_Exercise aim_:
Reproduce every one of the rows below word for word, leaving out the pictures.

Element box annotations
* START *
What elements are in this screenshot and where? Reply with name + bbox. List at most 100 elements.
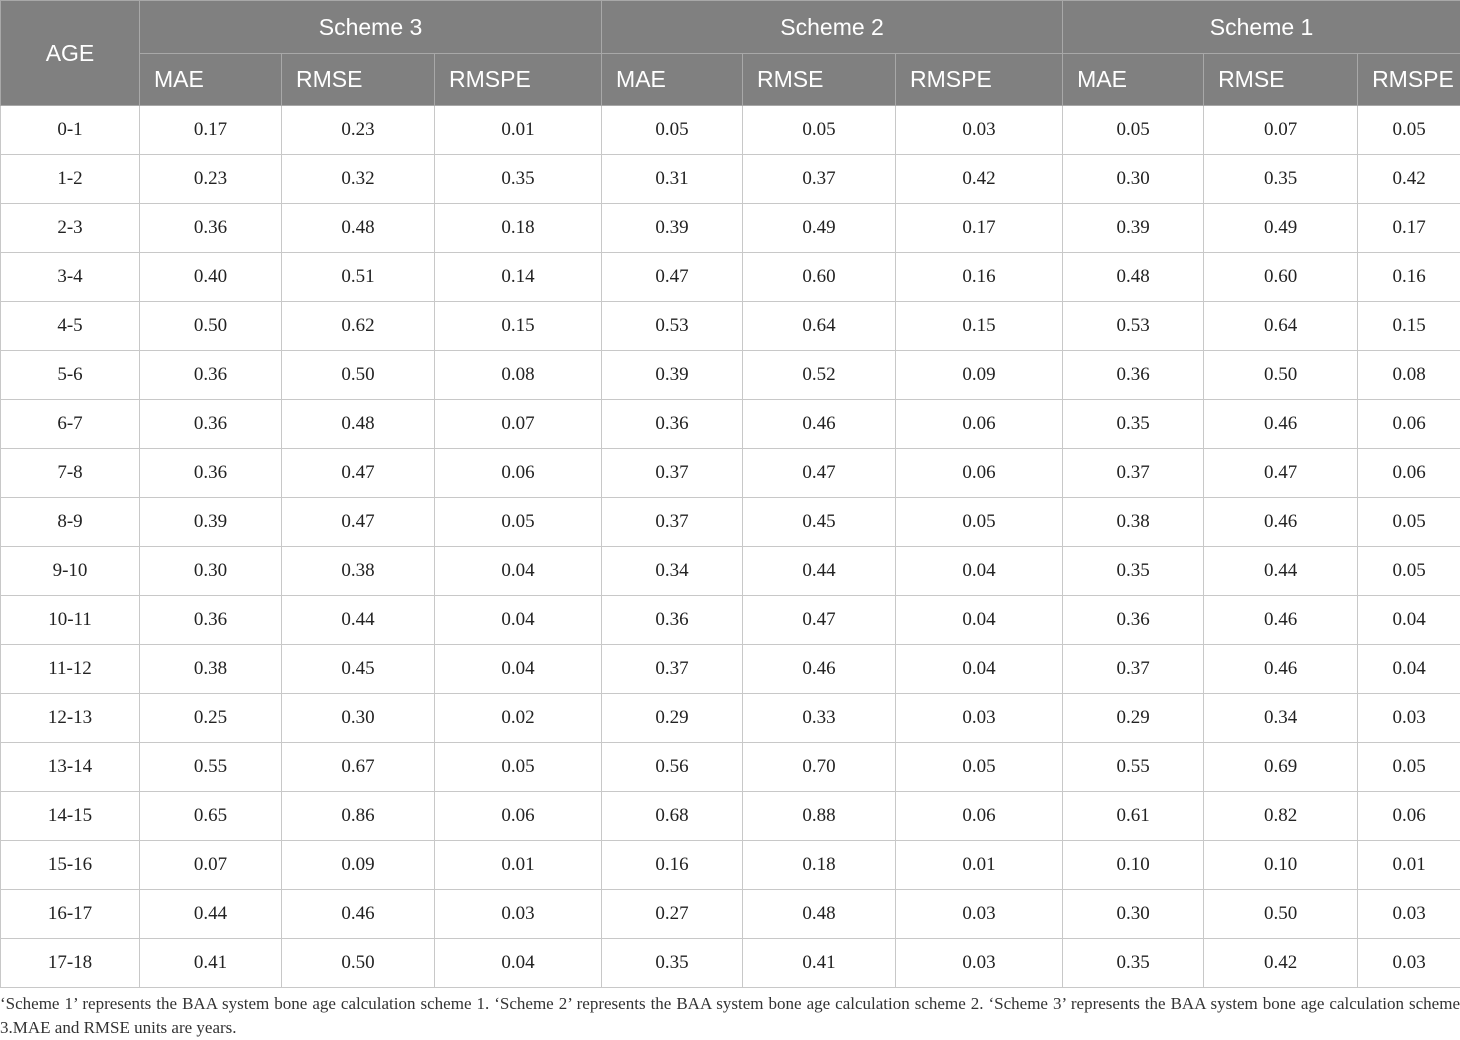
value-cell: 0.46 <box>743 400 896 449</box>
value-cell: 0.64 <box>1204 302 1358 351</box>
value-cell: 0.55 <box>140 743 282 792</box>
value-cell: 0.47 <box>743 596 896 645</box>
value-cell: 0.16 <box>1358 253 1460 302</box>
value-cell: 0.01 <box>435 106 602 155</box>
value-cell: 0.03 <box>1358 939 1460 988</box>
value-cell: 0.03 <box>435 890 602 939</box>
value-cell: 0.37 <box>602 449 743 498</box>
table-header: AGE Scheme 3 Scheme 2 Scheme 1 MAE RMSE … <box>1 1 1460 106</box>
value-cell: 0.03 <box>896 890 1063 939</box>
value-cell: 0.04 <box>435 939 602 988</box>
value-cell: 0.50 <box>282 939 435 988</box>
value-cell: 0.03 <box>1358 890 1460 939</box>
value-cell: 0.82 <box>1204 792 1358 841</box>
value-cell: 0.47 <box>282 498 435 547</box>
value-cell: 0.48 <box>282 204 435 253</box>
value-cell: 0.01 <box>435 841 602 890</box>
value-cell: 0.29 <box>1063 694 1204 743</box>
value-cell: 0.37 <box>1063 449 1204 498</box>
age-cell: 1-2 <box>1 155 140 204</box>
metric-header-rmse: RMSE <box>282 54 435 106</box>
scheme-2-header: Scheme 2 <box>602 1 1063 54</box>
value-cell: 0.05 <box>1063 106 1204 155</box>
value-cell: 0.18 <box>435 204 602 253</box>
value-cell: 0.32 <box>282 155 435 204</box>
value-cell: 0.23 <box>140 155 282 204</box>
value-cell: 0.46 <box>1204 596 1358 645</box>
value-cell: 0.04 <box>435 547 602 596</box>
value-cell: 0.25 <box>140 694 282 743</box>
age-cell: 9-10 <box>1 547 140 596</box>
value-cell: 0.01 <box>896 841 1063 890</box>
value-cell: 0.39 <box>140 498 282 547</box>
value-cell: 0.05 <box>435 743 602 792</box>
value-cell: 0.68 <box>602 792 743 841</box>
value-cell: 0.55 <box>1063 743 1204 792</box>
value-cell: 0.53 <box>602 302 743 351</box>
value-cell: 0.38 <box>1063 498 1204 547</box>
value-cell: 0.37 <box>602 645 743 694</box>
value-cell: 0.29 <box>602 694 743 743</box>
value-cell: 0.62 <box>282 302 435 351</box>
value-cell: 0.36 <box>602 400 743 449</box>
value-cell: 0.06 <box>896 400 1063 449</box>
value-cell: 0.52 <box>743 351 896 400</box>
value-cell: 0.36 <box>140 400 282 449</box>
value-cell: 0.36 <box>1063 351 1204 400</box>
value-cell: 0.03 <box>896 106 1063 155</box>
value-cell: 0.33 <box>743 694 896 743</box>
metric-header-mae: MAE <box>140 54 282 106</box>
value-cell: 0.36 <box>1063 596 1204 645</box>
metric-header-rmse: RMSE <box>1204 54 1358 106</box>
value-cell: 0.50 <box>140 302 282 351</box>
value-cell: 0.36 <box>140 204 282 253</box>
value-cell: 0.15 <box>1358 302 1460 351</box>
value-cell: 0.07 <box>1204 106 1358 155</box>
value-cell: 0.35 <box>1063 547 1204 596</box>
age-cell: 10-11 <box>1 596 140 645</box>
value-cell: 0.48 <box>282 400 435 449</box>
value-cell: 0.37 <box>1063 645 1204 694</box>
value-cell: 0.06 <box>896 449 1063 498</box>
value-cell: 0.42 <box>1358 155 1460 204</box>
value-cell: 0.69 <box>1204 743 1358 792</box>
value-cell: 0.36 <box>140 449 282 498</box>
value-cell: 0.47 <box>602 253 743 302</box>
value-cell: 0.49 <box>1204 204 1358 253</box>
value-cell: 0.18 <box>743 841 896 890</box>
value-cell: 0.02 <box>435 694 602 743</box>
age-column-header: AGE <box>1 1 140 106</box>
value-cell: 0.40 <box>140 253 282 302</box>
value-cell: 0.07 <box>140 841 282 890</box>
value-cell: 0.35 <box>1063 400 1204 449</box>
value-cell: 0.60 <box>743 253 896 302</box>
value-cell: 0.61 <box>1063 792 1204 841</box>
value-cell: 0.05 <box>896 743 1063 792</box>
value-cell: 0.67 <box>282 743 435 792</box>
value-cell: 0.65 <box>140 792 282 841</box>
value-cell: 0.49 <box>743 204 896 253</box>
value-cell: 0.70 <box>743 743 896 792</box>
age-cell: 17-18 <box>1 939 140 988</box>
value-cell: 0.36 <box>140 351 282 400</box>
value-cell: 0.04 <box>435 645 602 694</box>
value-cell: 0.34 <box>1204 694 1358 743</box>
value-cell: 0.03 <box>896 694 1063 743</box>
value-cell: 0.04 <box>1358 596 1460 645</box>
value-cell: 0.51 <box>282 253 435 302</box>
value-cell: 0.05 <box>743 106 896 155</box>
value-cell: 0.30 <box>282 694 435 743</box>
scheme-3-header: Scheme 3 <box>140 1 602 54</box>
scheme-1-header: Scheme 1 <box>1063 1 1460 54</box>
value-cell: 0.05 <box>1358 498 1460 547</box>
value-cell: 0.36 <box>602 596 743 645</box>
age-cell: 4-5 <box>1 302 140 351</box>
value-cell: 0.30 <box>140 547 282 596</box>
value-cell: 0.16 <box>602 841 743 890</box>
* END *
_Written response_:
What elements are in this screenshot and where? Reply with name + bbox. List at most 100 elements.
value-cell: 0.46 <box>743 400 896 449</box>
value-cell: 0.64 <box>1204 302 1358 351</box>
value-cell: 0.55 <box>140 743 282 792</box>
value-cell: 0.47 <box>743 596 896 645</box>
value-cell: 0.16 <box>1358 253 1460 302</box>
value-cell: 0.01 <box>435 106 602 155</box>
value-cell: 0.03 <box>1358 939 1460 988</box>
value-cell: 0.03 <box>435 890 602 939</box>
value-cell: 0.37 <box>602 449 743 498</box>
table-header: AGE Scheme 3 Scheme 2 Scheme 1 MAE RMSE … <box>1 1 1460 106</box>
value-cell: 0.03 <box>896 890 1063 939</box>
value-cell: 0.04 <box>435 939 602 988</box>
value-cell: 0.50 <box>282 939 435 988</box>
value-cell: 0.03 <box>1358 890 1460 939</box>
value-cell: 0.82 <box>1204 792 1358 841</box>
value-cell: 0.47 <box>282 498 435 547</box>
value-cell: 0.48 <box>282 204 435 253</box>
value-cell: 0.01 <box>435 841 602 890</box>
value-cell: 0.29 <box>1063 694 1204 743</box>
value-cell: 0.37 <box>1063 449 1204 498</box>
age-cell: 1-2 <box>1 155 140 204</box>
metric-header-rmse: RMSE <box>282 54 435 106</box>
scheme-2-header: Scheme 2 <box>602 1 1063 54</box>
value-cell: 0.05 <box>1063 106 1204 155</box>
value-cell: 0.18 <box>435 204 602 253</box>
value-cell: 0.32 <box>282 155 435 204</box>
value-cell: 0.23 <box>140 155 282 204</box>
value-cell: 0.46 <box>1204 596 1358 645</box>
value-cell: 0.04 <box>435 547 602 596</box>
value-cell: 0.25 <box>140 694 282 743</box>
age-cell: 9-10 <box>1 547 140 596</box>
value-cell: 0.01 <box>896 841 1063 890</box>
value-cell: 0.39 <box>140 498 282 547</box>
value-cell: 0.05 <box>435 743 602 792</box>
value-cell: 0.68 <box>602 792 743 841</box>
value-cell: 0.55 <box>1063 743 1204 792</box>
value-cell: 0.53 <box>602 302 743 351</box>
value-cell: 0.38 <box>1063 498 1204 547</box>
value-cell: 0.37 <box>602 645 743 694</box>
value-cell: 0.29 <box>602 694 743 743</box>
value-cell: 0.62 <box>282 302 435 351</box>
value-cell: 0.36 <box>602 400 743 449</box>
value-cell: 0.06 <box>896 400 1063 449</box>
value-cell: 0.52 <box>743 351 896 400</box>
value-cell: 0.36 <box>140 400 282 449</box>
value-cell: 0.36 <box>1063 351 1204 400</box>
value-cell: 0.03 <box>896 106 1063 155</box>
value-cell: 0.33 <box>743 694 896 743</box>
metric-header-mae: MAE <box>140 54 282 106</box>
value-cell: 0.36 <box>1063 596 1204 645</box>
metric-header-rmse: RMSE <box>1204 54 1358 106</box>
value-cell: 0.50 <box>140 302 282 351</box>
value-cell: 0.36 <box>140 204 282 253</box>
value-cell: 0.15 <box>1358 302 1460 351</box>
value-cell: 0.07 <box>1204 106 1358 155</box>
value-cell: 0.35 <box>1063 547 1204 596</box>
age-cell: 10-11 <box>1 596 140 645</box>
value-cell: 0.48 <box>282 400 435 449</box>
value-cell: 0.37 <box>1063 645 1204 694</box>
value-cell: 0.06 <box>896 449 1063 498</box>
value-cell: 0.42 <box>1358 155 1460 204</box>
value-cell: 0.69 <box>1204 743 1358 792</box>
value-cell: 0.36 <box>140 449 282 498</box>
value-cell: 0.47 <box>602 253 743 302</box>
value-cell: 0.49 <box>1204 204 1358 253</box>
value-cell: 0.18 <box>743 841 896 890</box>
value-cell: 0.02 <box>435 694 602 743</box>
age-column-header: AGE <box>1 1 140 106</box>
value-cell: 0.40 <box>140 253 282 302</box>
value-cell: 0.07 <box>140 841 282 890</box>
value-cell: 0.35 <box>1063 400 1204 449</box>
value-cell: 0.60 <box>743 253 896 302</box>
value-cell: 0.61 <box>1063 792 1204 841</box>
value-cell: 0.05 <box>896 743 1063 792</box>
value-cell: 0.67 <box>282 743 435 792</box>
value-cell: 0.65 <box>140 792 282 841</box>
value-cell: 0.49 <box>743 204 896 253</box>
value-cell: 0.70 <box>743 743 896 792</box>
age-cell: 17-18 <box>1 939 140 988</box>
value-cell: 0.36 <box>140 351 282 400</box>
value-cell: 0.04 <box>435 645 602 694</box>
value-cell: 0.34 <box>1204 694 1358 743</box>
value-cell: 0.03 <box>896 694 1063 743</box>
value-cell: 0.04 <box>1358 596 1460 645</box>
value-cell: 0.51 <box>282 253 435 302</box>
value-cell: 0.05 <box>743 106 896 155</box>
value-cell: 0.30 <box>282 694 435 743</box>
scheme-3-header: Scheme 3 <box>140 1 602 54</box>
scheme-1-header: Scheme 1 <box>1063 1 1460 54</box>
value-cell: 0.05 <box>1358 498 1460 547</box>
value-cell: 0.36 <box>602 596 743 645</box>
age-cell: 4-5 <box>1 302 140 351</box>
value-cell: 0.30 <box>140 547 282 596</box>
value-cell: 0.16 <box>602 841 743 890</box>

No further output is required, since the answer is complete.